__Goal__.
Find all lines in the records that include the word "LENGTHS", and copy them out.

== Data for the task ==

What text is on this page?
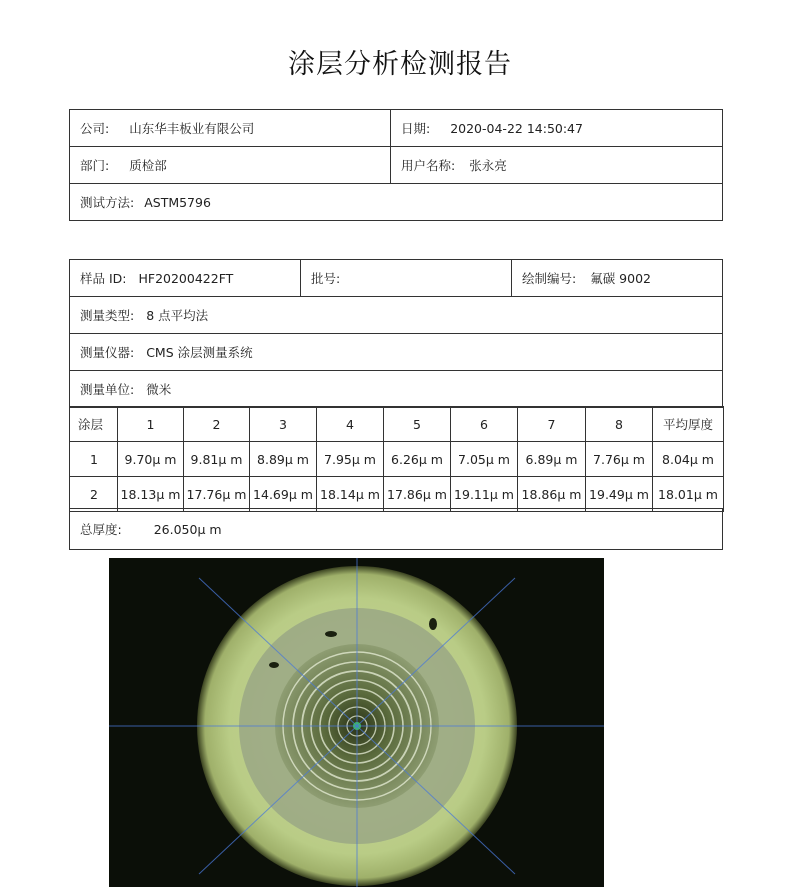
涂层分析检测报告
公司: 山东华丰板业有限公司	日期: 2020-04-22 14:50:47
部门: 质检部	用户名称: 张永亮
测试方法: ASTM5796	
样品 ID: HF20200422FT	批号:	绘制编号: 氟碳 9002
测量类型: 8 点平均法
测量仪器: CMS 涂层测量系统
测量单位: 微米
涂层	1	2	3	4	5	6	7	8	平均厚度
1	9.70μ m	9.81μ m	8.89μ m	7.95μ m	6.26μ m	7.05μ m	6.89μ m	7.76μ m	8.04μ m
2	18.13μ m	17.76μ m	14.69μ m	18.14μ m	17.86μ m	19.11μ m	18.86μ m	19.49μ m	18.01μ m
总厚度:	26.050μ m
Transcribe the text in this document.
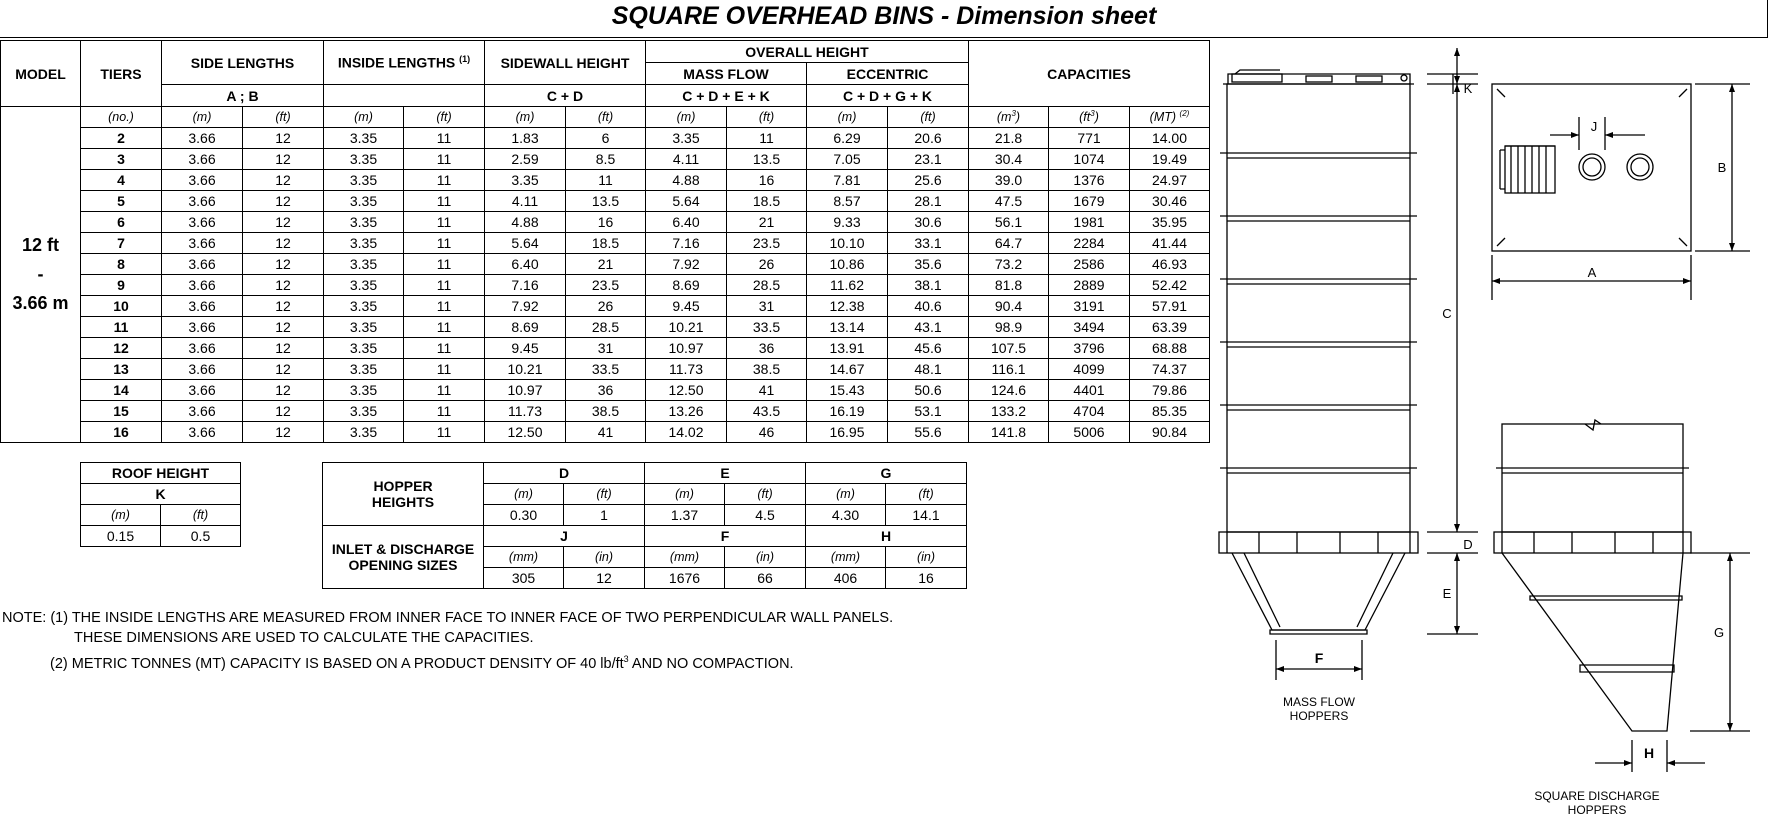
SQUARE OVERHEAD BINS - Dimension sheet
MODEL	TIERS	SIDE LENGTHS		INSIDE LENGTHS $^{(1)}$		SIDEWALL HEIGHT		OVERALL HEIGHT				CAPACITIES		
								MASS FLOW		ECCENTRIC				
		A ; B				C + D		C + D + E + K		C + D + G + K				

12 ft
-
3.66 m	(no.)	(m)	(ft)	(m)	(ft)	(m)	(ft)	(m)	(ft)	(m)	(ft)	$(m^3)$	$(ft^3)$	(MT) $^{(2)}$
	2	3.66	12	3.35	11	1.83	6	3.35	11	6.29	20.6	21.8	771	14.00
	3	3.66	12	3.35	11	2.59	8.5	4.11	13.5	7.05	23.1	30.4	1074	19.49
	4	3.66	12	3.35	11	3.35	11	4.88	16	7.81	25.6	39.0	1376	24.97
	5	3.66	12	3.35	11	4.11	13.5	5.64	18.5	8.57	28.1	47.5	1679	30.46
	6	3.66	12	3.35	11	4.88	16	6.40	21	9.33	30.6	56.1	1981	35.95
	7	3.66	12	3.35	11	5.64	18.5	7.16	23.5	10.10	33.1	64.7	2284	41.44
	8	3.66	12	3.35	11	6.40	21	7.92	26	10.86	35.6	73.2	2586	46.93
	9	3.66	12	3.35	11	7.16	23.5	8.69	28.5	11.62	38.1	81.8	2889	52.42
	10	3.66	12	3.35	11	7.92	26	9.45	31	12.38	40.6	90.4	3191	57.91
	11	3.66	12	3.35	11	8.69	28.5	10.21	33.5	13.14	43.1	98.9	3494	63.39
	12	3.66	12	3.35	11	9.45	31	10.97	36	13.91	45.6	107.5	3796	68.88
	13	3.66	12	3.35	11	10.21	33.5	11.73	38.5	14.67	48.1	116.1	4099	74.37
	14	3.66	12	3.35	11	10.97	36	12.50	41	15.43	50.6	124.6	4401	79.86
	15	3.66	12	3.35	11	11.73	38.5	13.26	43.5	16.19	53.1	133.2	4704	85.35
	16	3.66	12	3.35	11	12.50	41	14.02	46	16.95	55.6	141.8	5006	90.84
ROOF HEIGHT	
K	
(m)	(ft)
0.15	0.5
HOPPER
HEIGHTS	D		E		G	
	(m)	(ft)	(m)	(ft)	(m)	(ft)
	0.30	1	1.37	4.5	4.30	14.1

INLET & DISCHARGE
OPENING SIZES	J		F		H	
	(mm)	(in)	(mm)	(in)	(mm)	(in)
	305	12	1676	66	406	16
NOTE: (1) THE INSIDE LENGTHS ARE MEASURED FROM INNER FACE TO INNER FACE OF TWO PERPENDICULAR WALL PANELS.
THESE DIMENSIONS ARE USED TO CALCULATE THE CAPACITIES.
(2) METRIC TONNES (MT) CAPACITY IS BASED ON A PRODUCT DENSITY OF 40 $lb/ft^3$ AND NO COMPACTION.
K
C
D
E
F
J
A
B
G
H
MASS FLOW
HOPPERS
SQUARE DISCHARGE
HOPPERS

===

__Full response__.
MODEL	TIERS	SIDE LENGTHS		INSIDE LENGTHS $^{(1)}$		SIDEWALL HEIGHT		OVERALL HEIGHT				CAPACITIES		
NOTE: (1) THE INSIDE LENGTHS ARE MEASURED FROM INNER FACE TO INNER FACE OF TWO PERPENDICULAR WALL PANELS.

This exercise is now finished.